> Your objective: Copy out all lines carrying the word "would".

====== Excerpted records

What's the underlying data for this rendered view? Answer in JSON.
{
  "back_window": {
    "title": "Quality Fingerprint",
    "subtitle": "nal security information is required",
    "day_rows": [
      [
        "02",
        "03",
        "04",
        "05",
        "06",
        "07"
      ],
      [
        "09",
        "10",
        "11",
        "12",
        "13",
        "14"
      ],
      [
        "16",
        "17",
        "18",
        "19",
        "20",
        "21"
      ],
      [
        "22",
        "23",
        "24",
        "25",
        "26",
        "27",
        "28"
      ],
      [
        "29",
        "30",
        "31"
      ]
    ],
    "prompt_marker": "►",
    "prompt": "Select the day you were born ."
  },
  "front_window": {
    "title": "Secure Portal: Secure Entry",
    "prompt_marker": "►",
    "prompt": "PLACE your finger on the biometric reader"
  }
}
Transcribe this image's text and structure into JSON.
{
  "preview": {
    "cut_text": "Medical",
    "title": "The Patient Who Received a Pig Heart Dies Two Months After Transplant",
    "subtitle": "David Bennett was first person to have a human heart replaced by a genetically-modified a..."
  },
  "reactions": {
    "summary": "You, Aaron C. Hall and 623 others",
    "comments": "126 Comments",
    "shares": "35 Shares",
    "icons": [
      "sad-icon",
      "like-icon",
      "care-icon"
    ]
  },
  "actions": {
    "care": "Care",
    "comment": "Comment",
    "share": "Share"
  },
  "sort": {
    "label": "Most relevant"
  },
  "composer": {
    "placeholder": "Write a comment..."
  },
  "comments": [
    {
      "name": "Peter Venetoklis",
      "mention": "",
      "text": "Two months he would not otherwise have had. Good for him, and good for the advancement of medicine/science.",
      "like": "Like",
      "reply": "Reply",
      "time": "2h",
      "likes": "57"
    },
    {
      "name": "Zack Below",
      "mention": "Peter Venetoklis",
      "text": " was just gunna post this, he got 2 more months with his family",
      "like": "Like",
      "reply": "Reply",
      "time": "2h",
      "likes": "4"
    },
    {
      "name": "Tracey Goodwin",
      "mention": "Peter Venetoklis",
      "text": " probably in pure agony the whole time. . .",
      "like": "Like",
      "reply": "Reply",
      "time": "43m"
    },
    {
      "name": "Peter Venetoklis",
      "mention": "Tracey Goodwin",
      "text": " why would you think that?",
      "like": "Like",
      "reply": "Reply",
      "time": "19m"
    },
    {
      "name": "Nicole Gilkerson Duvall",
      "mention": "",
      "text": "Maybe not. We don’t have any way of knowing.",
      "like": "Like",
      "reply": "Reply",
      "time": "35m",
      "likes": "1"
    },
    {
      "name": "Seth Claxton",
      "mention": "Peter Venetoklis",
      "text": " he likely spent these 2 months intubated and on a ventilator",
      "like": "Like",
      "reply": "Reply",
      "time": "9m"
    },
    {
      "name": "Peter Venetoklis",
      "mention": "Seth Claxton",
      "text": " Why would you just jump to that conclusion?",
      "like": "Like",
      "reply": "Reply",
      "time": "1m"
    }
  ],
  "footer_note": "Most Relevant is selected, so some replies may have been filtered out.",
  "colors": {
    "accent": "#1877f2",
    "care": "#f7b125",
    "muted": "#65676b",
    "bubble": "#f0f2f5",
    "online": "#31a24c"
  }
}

============
====== Excerpted records

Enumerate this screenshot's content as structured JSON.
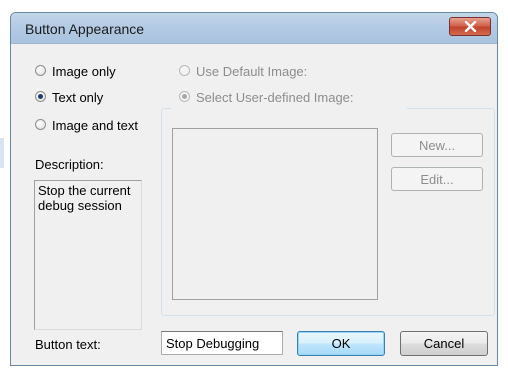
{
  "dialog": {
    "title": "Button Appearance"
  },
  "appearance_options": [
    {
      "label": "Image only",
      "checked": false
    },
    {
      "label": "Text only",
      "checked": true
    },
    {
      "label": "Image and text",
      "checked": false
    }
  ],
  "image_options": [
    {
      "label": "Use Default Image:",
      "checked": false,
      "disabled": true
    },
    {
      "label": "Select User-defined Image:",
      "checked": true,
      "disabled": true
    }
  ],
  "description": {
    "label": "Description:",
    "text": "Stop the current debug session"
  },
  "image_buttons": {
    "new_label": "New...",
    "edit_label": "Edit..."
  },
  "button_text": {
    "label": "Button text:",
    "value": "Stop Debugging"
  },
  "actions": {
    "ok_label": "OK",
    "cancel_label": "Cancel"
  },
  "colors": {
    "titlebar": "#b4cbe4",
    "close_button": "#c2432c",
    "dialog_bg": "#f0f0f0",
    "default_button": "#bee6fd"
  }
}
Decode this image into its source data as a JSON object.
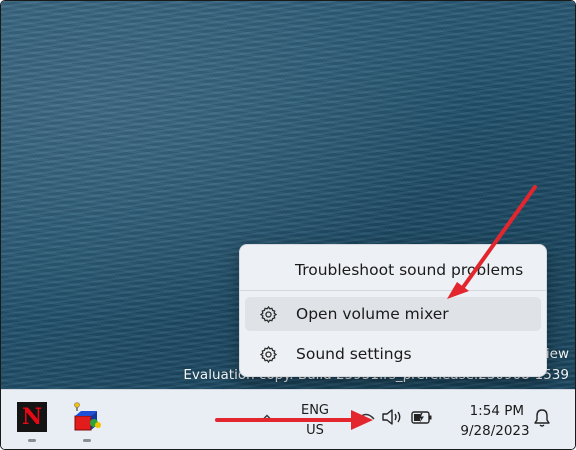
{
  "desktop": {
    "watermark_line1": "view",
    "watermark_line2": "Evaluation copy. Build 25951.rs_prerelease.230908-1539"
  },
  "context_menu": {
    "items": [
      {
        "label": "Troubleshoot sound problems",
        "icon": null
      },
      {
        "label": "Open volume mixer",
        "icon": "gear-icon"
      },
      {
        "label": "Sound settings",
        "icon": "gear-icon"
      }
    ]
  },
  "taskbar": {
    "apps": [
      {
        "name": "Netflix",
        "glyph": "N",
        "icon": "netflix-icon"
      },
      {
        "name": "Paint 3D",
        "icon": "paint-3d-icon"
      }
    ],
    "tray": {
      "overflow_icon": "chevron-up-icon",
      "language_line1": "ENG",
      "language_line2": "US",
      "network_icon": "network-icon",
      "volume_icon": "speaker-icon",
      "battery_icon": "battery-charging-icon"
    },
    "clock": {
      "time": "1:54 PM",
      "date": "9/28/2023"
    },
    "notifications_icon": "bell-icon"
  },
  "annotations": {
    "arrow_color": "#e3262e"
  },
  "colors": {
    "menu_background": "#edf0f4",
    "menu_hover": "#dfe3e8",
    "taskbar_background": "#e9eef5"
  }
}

============

> In response:
      "text": "Two months he would not otherwise have had. Good for him, and good for the advancement of medicine/science.",
      "text": " why would you think that?",
      "text": " Why would you just jump to that conclusion?",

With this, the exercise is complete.